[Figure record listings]

┌────────

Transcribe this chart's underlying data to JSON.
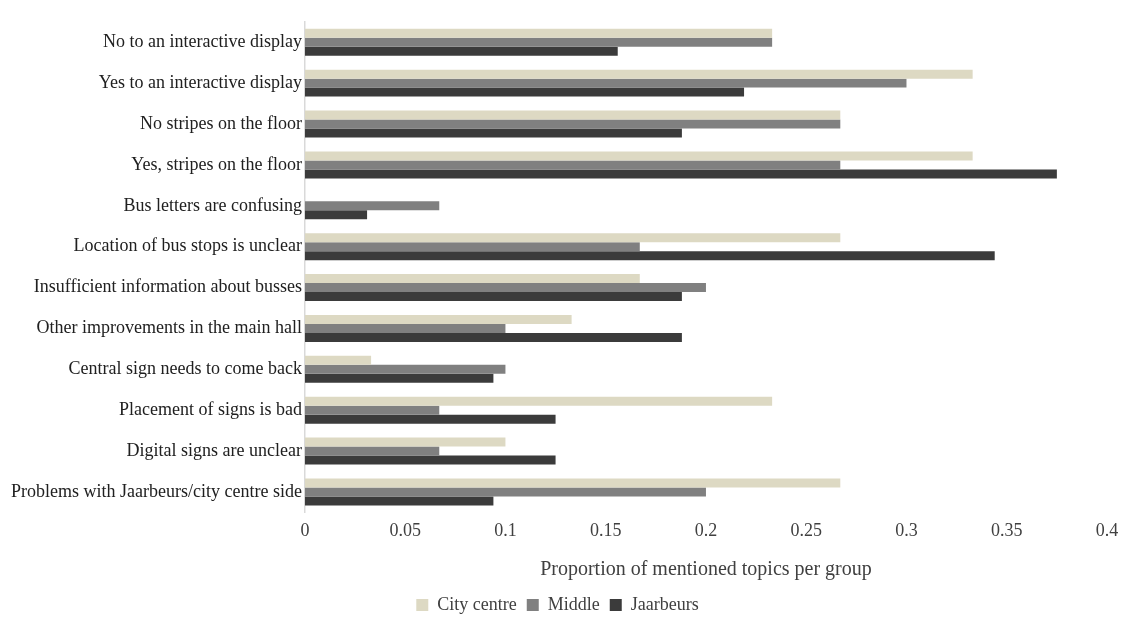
{
  "chart_data": {
    "type": "bar",
    "orientation": "horizontal",
    "xlabel": "Proportion of mentioned topics per group",
    "categories": [
      "No to an interactive display",
      "Yes to an interactive display",
      "No stripes on the floor",
      "Yes, stripes on the floor",
      "Bus letters are confusing",
      "Location of bus stops is unclear",
      "Insufficient information about busses",
      "Other improvements in the main hall",
      "Central sign needs to come back",
      "Placement of signs is bad",
      "Digital signs are unclear",
      "Problems with Jaarbeurs/city centre side"
    ],
    "series": [
      {
        "name": "City centre",
        "color": "#ddd9c3",
        "values": [
          0.233,
          0.333,
          0.267,
          0.333,
          0,
          0.267,
          0.167,
          0.133,
          0.033,
          0.233,
          0.1,
          0.267
        ]
      },
      {
        "name": "Middle",
        "color": "#808080",
        "values": [
          0.233,
          0.3,
          0.267,
          0.267,
          0.067,
          0.167,
          0.2,
          0.1,
          0.1,
          0.067,
          0.067,
          0.2
        ]
      },
      {
        "name": "Jaarbeurs",
        "color": "#3b3b3b",
        "values": [
          0.156,
          0.219,
          0.188,
          0.375,
          0.031,
          0.344,
          0.188,
          0.188,
          0.094,
          0.125,
          0.125,
          0.094
        ]
      }
    ],
    "xlim": [
      0,
      0.4
    ],
    "xticks": [
      0,
      0.05,
      0.1,
      0.15,
      0.2,
      0.25,
      0.3,
      0.35,
      0.4
    ],
    "grid": false,
    "legend": "bottom"
  }
}
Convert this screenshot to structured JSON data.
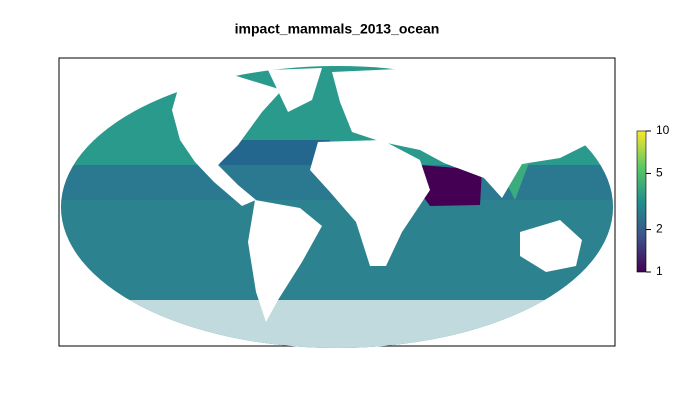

└────────

#### [EXERCISE INSTRUCTIONS]
Every entry must be written out exactly, with all pictures left out.

#### [COMPLETE RESPONSE]
Transcribe this chart's underlying data to JSON.
{
  "chart_data": {
    "type": "bar",
    "orientation": "horizontal",
    "xlabel": "Proportion of mentioned topics per group",
    "categories": [
      "No to an interactive display",
      "Yes to an interactive display",
      "No stripes on the floor",
      "Yes, stripes on the floor",
      "Bus letters are confusing",
      "Location of bus stops is unclear",
      "Insufficient information about busses",
      "Other improvements in the main hall",
      "Central sign needs to come back",
      "Placement of signs is bad",
      "Digital signs are unclear",
      "Problems with Jaarbeurs/city centre side"
    ],
    "series": [
      {
        "name": "City centre",
        "color": "#ddd9c3",
        "values": [
          0.233,
          0.333,
          0.267,
          0.333,
          0,
          0.267,
          0.167,
          0.133,
          0.033,
          0.233,
          0.1,
          0.267
        ]
      },
      {
        "name": "Middle",
        "color": "#808080",
        "values": [
          0.233,
          0.3,
          0.267,
          0.267,
          0.067,
          0.167,
          0.2,
          0.1,
          0.1,
          0.067,
          0.067,
          0.2
        ]
      },
      {
        "name": "Jaarbeurs",
        "color": "#3b3b3b",
        "values": [
          0.156,
          0.219,
          0.188,
          0.375,
          0.031,
          0.344,
          0.188,
          0.188,
          0.094,
          0.125,
          0.125,
          0.094
        ]
      }
    ],
    "xlim": [
      0,
      0.4
    ],
    "xticks": [
      0,
      0.05,
      0.1,
      0.15,
      0.2,
      0.25,
      0.3,
      0.35,
      0.4
    ],
    "grid": false,
    "legend": "bottom"
  }
}
Convert this screenshot to structured JSON data.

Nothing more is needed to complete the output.